TASK DETAILS: Repeat each record below exactly, dropping the pictures.

— Begin SUPPLIED DATA —

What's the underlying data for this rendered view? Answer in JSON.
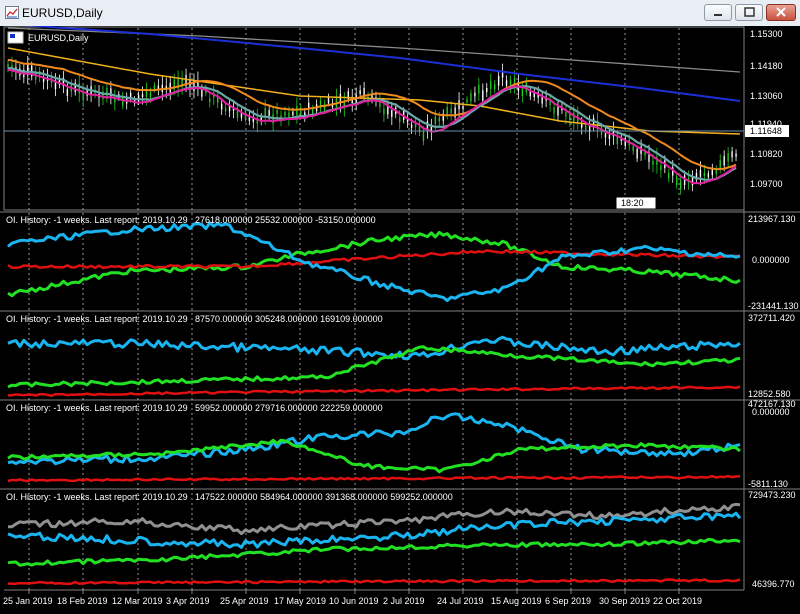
{
  "window": {
    "title": "EURUSD,Daily",
    "minimize_icon": "minimize-icon",
    "maximize_icon": "maximize-icon",
    "close_icon": "close-icon"
  },
  "main_chart": {
    "symbol_label": "EURUSD,Daily",
    "price_ticks": [
      "1.15300",
      "1.14180",
      "1.13060",
      "1.11940",
      "1.10820",
      "1.09700"
    ],
    "current_price": "1.11648",
    "countdown": "18:20",
    "colors": {
      "background": "#000000",
      "grid": "#ffffff",
      "price_line": "#6e8fa8",
      "ma_blue": "#1c2fd6",
      "ma_gray": "#8a8a8a",
      "ma_yellow": "#f2b21c",
      "ma_orange": "#f08a1c",
      "ma_teal": "#6aa7a8",
      "ma_magenta": "#e020a0",
      "bull_candle": "#22cc22",
      "bear_candle": "#ffffff"
    }
  },
  "indicator_panels": [
    {
      "header": "OI. History: -1 weeks. Last report: 2019.10.29",
      "values": "27618.000000 25532.000000 -53150.000000",
      "ticks": [
        "213967.130",
        "0.000000",
        "-231441.130"
      ]
    },
    {
      "header": "OI. History: -1 weeks. Last report: 2019.10.29",
      "values": "87570.000000 305248.000000 169109.000000",
      "ticks": [
        "372711.420",
        "12852.580"
      ]
    },
    {
      "header": "OI. History: -1 weeks. Last report: 2019.10.29",
      "values": "59952.000000 279716.000000 222259.000000",
      "ticks": [
        "472167.130",
        "0.000000",
        "-5811.130"
      ]
    },
    {
      "header": "OI. History: -1 weeks. Last report: 2019.10.29",
      "values": "147522.000000 584964.000000 391368.000000 599252.000000",
      "ticks": [
        "729473.230",
        "46396.770"
      ]
    }
  ],
  "series_colors": {
    "blue": "#1ab4f0",
    "green": "#22e022",
    "red": "#e01010",
    "gray": "#909090"
  },
  "date_axis": [
    "25 Jan 2019",
    "18 Feb 2019",
    "12 Mar 2019",
    "3 Apr 2019",
    "25 Apr 2019",
    "17 May 2019",
    "10 Jun 2019",
    "2 Jul 2019",
    "24 Jul 2019",
    "15 Aug 2019",
    "6 Sep 2019",
    "30 Sep 2019",
    "22 Oct 2019"
  ]
}
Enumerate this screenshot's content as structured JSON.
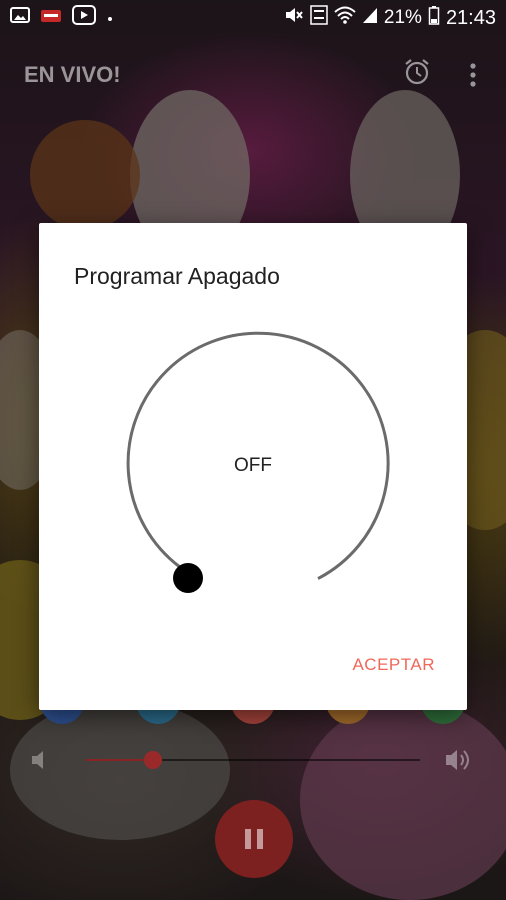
{
  "status_bar": {
    "battery": "21%",
    "time": "21:43",
    "icons": [
      "gallery-icon",
      "notification-icon",
      "youtube-icon",
      "dot-icon",
      "mute-icon",
      "volte-icon",
      "wifi-icon",
      "signal-icon",
      "battery-icon"
    ]
  },
  "app_bar": {
    "title": "EN VIVO!",
    "icons": [
      "alarm-clock-icon",
      "more-vert-icon"
    ]
  },
  "dialog": {
    "title": "Programar Apagado",
    "dial_value": "OFF",
    "accept_label": "ACEPTAR",
    "accent_color": "#f0685a"
  },
  "player": {
    "volume_fraction": 0.2,
    "controls": [
      "volume-low-icon",
      "volume-high-icon",
      "pause-icon"
    ],
    "social_icons": [
      "facebook-icon",
      "twitter-icon",
      "instagram-icon",
      "web-icon",
      "whatsapp-icon"
    ],
    "accent_color": "#9a2a2a"
  }
}
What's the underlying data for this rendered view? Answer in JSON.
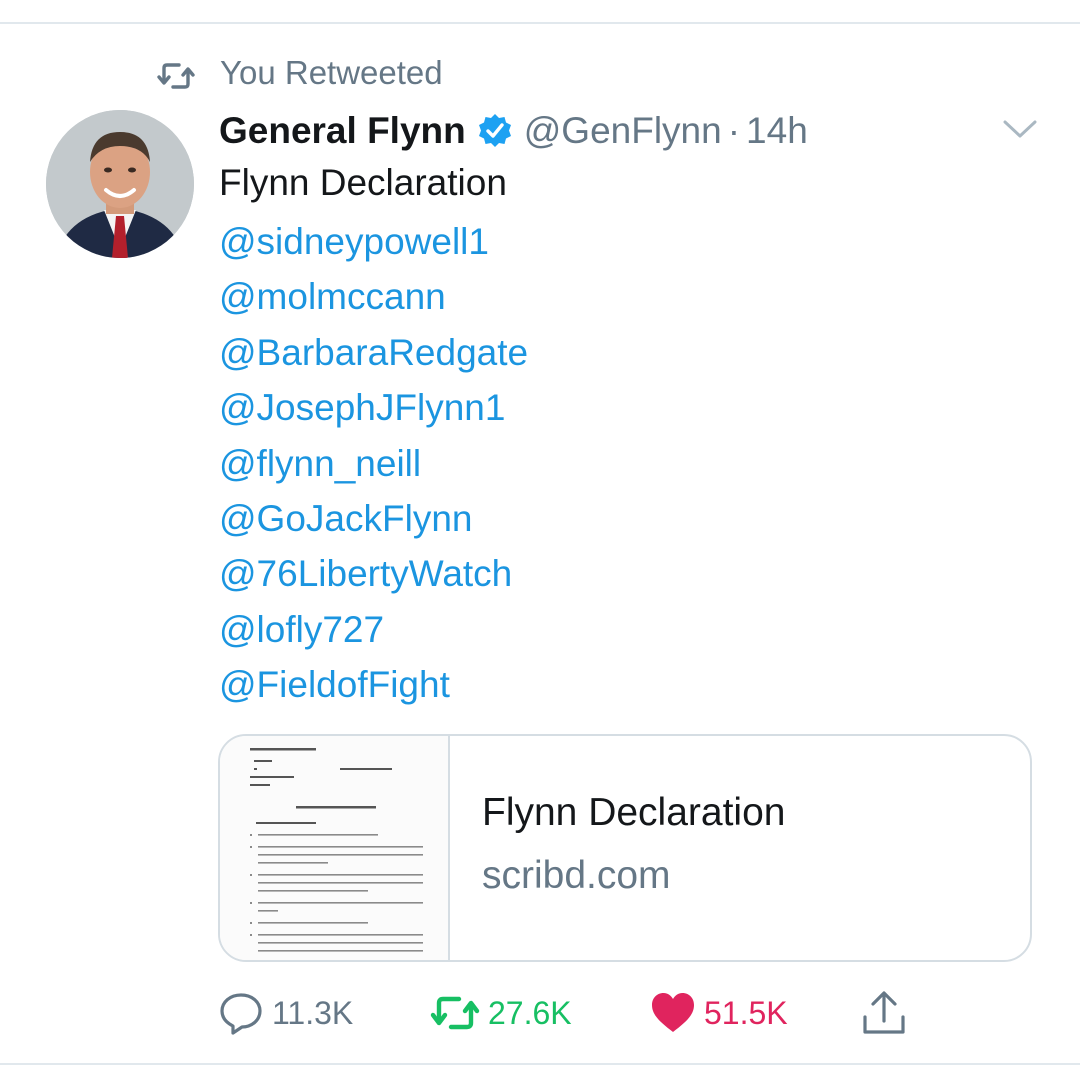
{
  "retweet_header": {
    "icon": "retweet-icon",
    "text": "You Retweeted"
  },
  "tweet": {
    "author_name": "General Flynn",
    "verified": true,
    "handle": "@GenFlynn",
    "separator": "·",
    "time": "14h",
    "text": "Flynn Declaration",
    "mentions": [
      "@sidneypowell1",
      "@molmccann",
      "@BarbaraRedgate",
      "@JosephJFlynn1",
      "@flynn_neill",
      "@GoJackFlynn",
      "@76LibertyWatch",
      "@lofly727",
      "@FieldofFight"
    ]
  },
  "link_card": {
    "title": "Flynn Declaration",
    "domain": "scribd.com",
    "thumbnail": "document-page-thumbnail"
  },
  "actions": {
    "reply_count": "11.3K",
    "retweet_count": "27.6K",
    "like_count": "51.5K"
  },
  "colors": {
    "link": "#1b95e0",
    "secondary_text": "#657786",
    "retweet_active": "#17bf63",
    "like_active": "#e0245e",
    "verified_badge": "#1da1f2",
    "divider": "#e1e8ed"
  }
}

— End SUPPLIED DATA —

EXERCISE ANSWER:
What's the underlying data for this rendered view? Answer in JSON.
{
  "window": {
    "title": "EURUSD,Daily",
    "minimize_icon": "minimize-icon",
    "maximize_icon": "maximize-icon",
    "close_icon": "close-icon"
  },
  "main_chart": {
    "symbol_label": "EURUSD,Daily",
    "price_ticks": [
      "1.15300",
      "1.14180",
      "1.13060",
      "1.11940",
      "1.10820",
      "1.09700"
    ],
    "current_price": "1.11648",
    "countdown": "18:20",
    "colors": {
      "background": "#000000",
      "grid": "#ffffff",
      "price_line": "#6e8fa8",
      "ma_blue": "#1c2fd6",
      "ma_gray": "#8a8a8a",
      "ma_yellow": "#f2b21c",
      "ma_orange": "#f08a1c",
      "ma_teal": "#6aa7a8",
      "ma_magenta": "#e020a0",
      "bull_candle": "#22cc22",
      "bear_candle": "#ffffff"
    }
  },
  "indicator_panels": [
    {
      "header": "OI. History: -1 weeks. Last report: 2019.10.29",
      "values": "27618.000000 25532.000000 -53150.000000",
      "ticks": [
        "213967.130",
        "0.000000",
        "-231441.130"
      ]
    },
    {
      "header": "OI. History: -1 weeks. Last report: 2019.10.29",
      "values": "87570.000000 305248.000000 169109.000000",
      "ticks": [
        "372711.420",
        "12852.580"
      ]
    },
    {
      "header": "OI. History: -1 weeks. Last report: 2019.10.29",
      "values": "59952.000000 279716.000000 222259.000000",
      "ticks": [
        "472167.130",
        "0.000000",
        "-5811.130"
      ]
    },
    {
      "header": "OI. History: -1 weeks. Last report: 2019.10.29",
      "values": "147522.000000 584964.000000 391368.000000 599252.000000",
      "ticks": [
        "729473.230",
        "46396.770"
      ]
    }
  ],
  "series_colors": {
    "blue": "#1ab4f0",
    "green": "#22e022",
    "red": "#e01010",
    "gray": "#909090"
  },
  "date_axis": [
    "25 Jan 2019",
    "18 Feb 2019",
    "12 Mar 2019",
    "3 Apr 2019",
    "25 Apr 2019",
    "17 May 2019",
    "10 Jun 2019",
    "2 Jul 2019",
    "24 Jul 2019",
    "15 Aug 2019",
    "6 Sep 2019",
    "30 Sep 2019",
    "22 Oct 2019"
  ]
}
Enumerate this screenshot's content as structured JSON.
{
  "status_bar": {
    "battery": "21%",
    "time": "21:43",
    "icons": [
      "gallery-icon",
      "notification-icon",
      "youtube-icon",
      "dot-icon",
      "mute-icon",
      "volte-icon",
      "wifi-icon",
      "signal-icon",
      "battery-icon"
    ]
  },
  "app_bar": {
    "title": "EN VIVO!",
    "icons": [
      "alarm-clock-icon",
      "more-vert-icon"
    ]
  },
  "dialog": {
    "title": "Programar Apagado",
    "dial_value": "OFF",
    "accept_label": "ACEPTAR",
    "accent_color": "#f0685a"
  },
  "player": {
    "volume_fraction": 0.2,
    "controls": [
      "volume-low-icon",
      "volume-high-icon",
      "pause-icon"
    ],
    "social_icons": [
      "facebook-icon",
      "twitter-icon",
      "instagram-icon",
      "web-icon",
      "whatsapp-icon"
    ],
    "accent_color": "#9a2a2a"
  }
}
What's the underlying data for this rendered view? Answer in JSON.
{
  "retweet_header": {
    "icon": "retweet-icon",
    "text": "You Retweeted"
  },
  "tweet": {
    "author_name": "General Flynn",
    "verified": true,
    "handle": "@GenFlynn",
    "separator": "·",
    "time": "14h",
    "text": "Flynn Declaration",
    "mentions": [
      "@sidneypowell1",
      "@molmccann",
      "@BarbaraRedgate",
      "@JosephJFlynn1",
      "@flynn_neill",
      "@GoJackFlynn",
      "@76LibertyWatch",
      "@lofly727",
      "@FieldofFight"
    ]
  },
  "link_card": {
    "title": "Flynn Declaration",
    "domain": "scribd.com",
    "thumbnail": "document-page-thumbnail"
  },
  "actions": {
    "reply_count": "11.3K",
    "retweet_count": "27.6K",
    "like_count": "51.5K"
  },
  "colors": {
    "link": "#1b95e0",
    "secondary_text": "#657786",
    "retweet_active": "#17bf63",
    "like_active": "#e0245e",
    "verified_badge": "#1da1f2",
    "divider": "#e1e8ed"
  }
}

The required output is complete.